Dataset records on visual material
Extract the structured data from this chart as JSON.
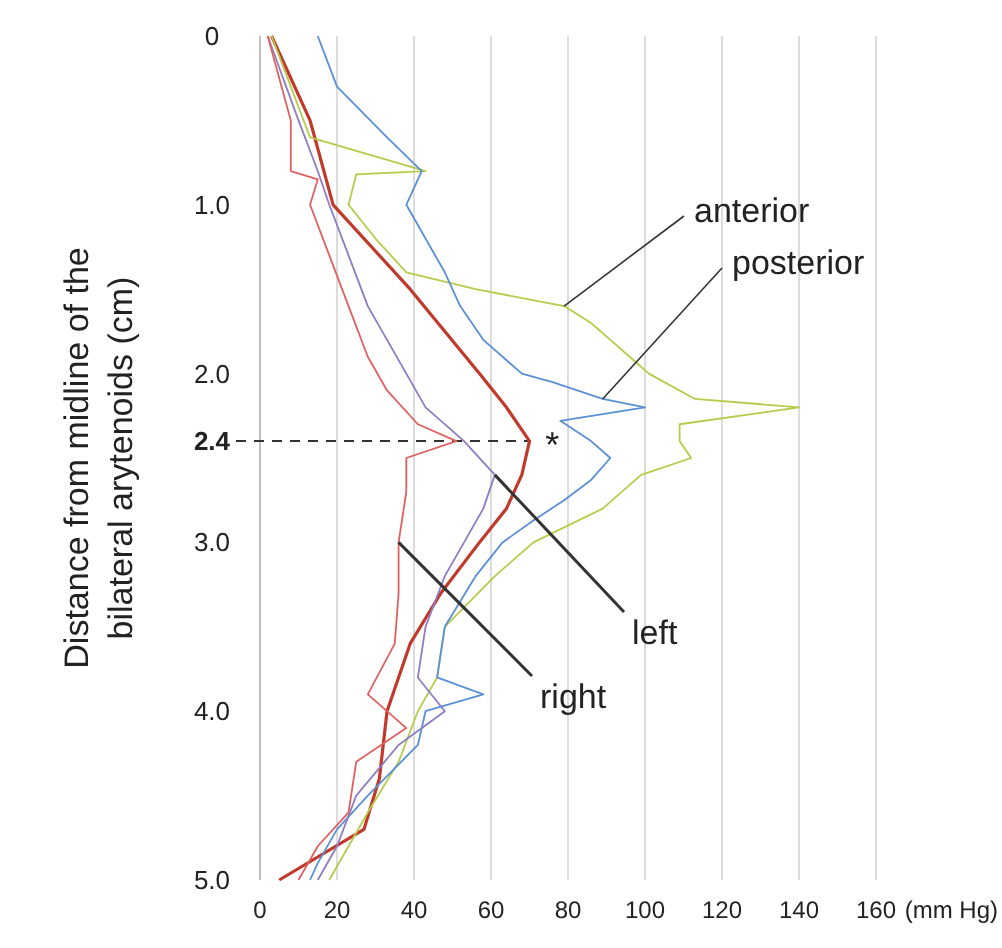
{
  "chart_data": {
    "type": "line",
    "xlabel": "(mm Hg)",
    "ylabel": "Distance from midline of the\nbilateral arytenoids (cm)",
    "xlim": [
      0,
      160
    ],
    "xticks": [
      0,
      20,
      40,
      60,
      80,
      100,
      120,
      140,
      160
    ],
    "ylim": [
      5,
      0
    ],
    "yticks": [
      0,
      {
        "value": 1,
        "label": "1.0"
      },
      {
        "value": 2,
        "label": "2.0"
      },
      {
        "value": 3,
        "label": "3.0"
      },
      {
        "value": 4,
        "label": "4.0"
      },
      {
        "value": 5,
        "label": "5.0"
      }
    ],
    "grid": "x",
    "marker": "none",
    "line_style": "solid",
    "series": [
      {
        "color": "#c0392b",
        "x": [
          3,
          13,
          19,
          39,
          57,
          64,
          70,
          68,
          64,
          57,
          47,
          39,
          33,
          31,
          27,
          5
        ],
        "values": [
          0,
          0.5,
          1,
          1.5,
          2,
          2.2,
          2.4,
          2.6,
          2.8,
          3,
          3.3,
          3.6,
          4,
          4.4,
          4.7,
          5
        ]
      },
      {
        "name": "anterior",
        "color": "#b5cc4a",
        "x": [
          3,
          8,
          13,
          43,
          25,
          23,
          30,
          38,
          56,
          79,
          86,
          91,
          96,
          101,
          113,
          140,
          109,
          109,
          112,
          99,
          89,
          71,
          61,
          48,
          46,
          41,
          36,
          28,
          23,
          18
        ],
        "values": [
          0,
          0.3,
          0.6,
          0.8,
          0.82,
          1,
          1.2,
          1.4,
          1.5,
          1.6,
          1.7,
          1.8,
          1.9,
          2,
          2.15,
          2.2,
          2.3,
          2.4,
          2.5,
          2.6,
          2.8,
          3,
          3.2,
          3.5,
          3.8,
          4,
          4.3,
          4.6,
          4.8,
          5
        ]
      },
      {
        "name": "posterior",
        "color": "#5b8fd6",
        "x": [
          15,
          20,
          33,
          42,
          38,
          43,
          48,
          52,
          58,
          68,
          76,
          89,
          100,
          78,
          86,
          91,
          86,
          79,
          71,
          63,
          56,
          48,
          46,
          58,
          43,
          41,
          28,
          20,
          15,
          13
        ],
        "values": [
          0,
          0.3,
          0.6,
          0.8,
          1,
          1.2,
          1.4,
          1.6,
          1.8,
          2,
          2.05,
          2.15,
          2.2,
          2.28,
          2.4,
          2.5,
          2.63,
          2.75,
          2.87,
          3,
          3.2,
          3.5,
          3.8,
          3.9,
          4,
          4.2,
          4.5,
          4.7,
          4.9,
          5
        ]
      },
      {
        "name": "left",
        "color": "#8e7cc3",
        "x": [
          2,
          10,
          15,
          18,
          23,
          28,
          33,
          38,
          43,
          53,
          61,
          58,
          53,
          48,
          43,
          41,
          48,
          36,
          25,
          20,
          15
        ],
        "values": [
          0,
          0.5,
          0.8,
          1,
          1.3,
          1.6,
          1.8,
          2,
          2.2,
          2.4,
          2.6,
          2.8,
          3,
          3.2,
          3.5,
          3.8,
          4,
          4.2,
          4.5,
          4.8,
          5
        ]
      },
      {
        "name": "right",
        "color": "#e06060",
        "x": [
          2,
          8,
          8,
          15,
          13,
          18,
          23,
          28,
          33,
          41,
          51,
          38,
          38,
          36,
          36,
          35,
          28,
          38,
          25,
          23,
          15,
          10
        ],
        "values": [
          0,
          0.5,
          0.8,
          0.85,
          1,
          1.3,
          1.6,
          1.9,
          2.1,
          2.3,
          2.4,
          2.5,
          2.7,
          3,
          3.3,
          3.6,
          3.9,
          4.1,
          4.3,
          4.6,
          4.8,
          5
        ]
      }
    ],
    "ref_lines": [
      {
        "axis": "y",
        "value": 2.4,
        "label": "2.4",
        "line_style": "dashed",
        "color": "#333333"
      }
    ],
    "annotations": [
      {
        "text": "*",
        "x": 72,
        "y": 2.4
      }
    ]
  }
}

▶ [Instructions to follow] Look through the entries and return every line where "from" appears.

▶ [Solved exercise]
Extract the structured data from this chart as JSON.
    "ylabel": "Distance from midline of the\nbilateral arytenoids (cm)",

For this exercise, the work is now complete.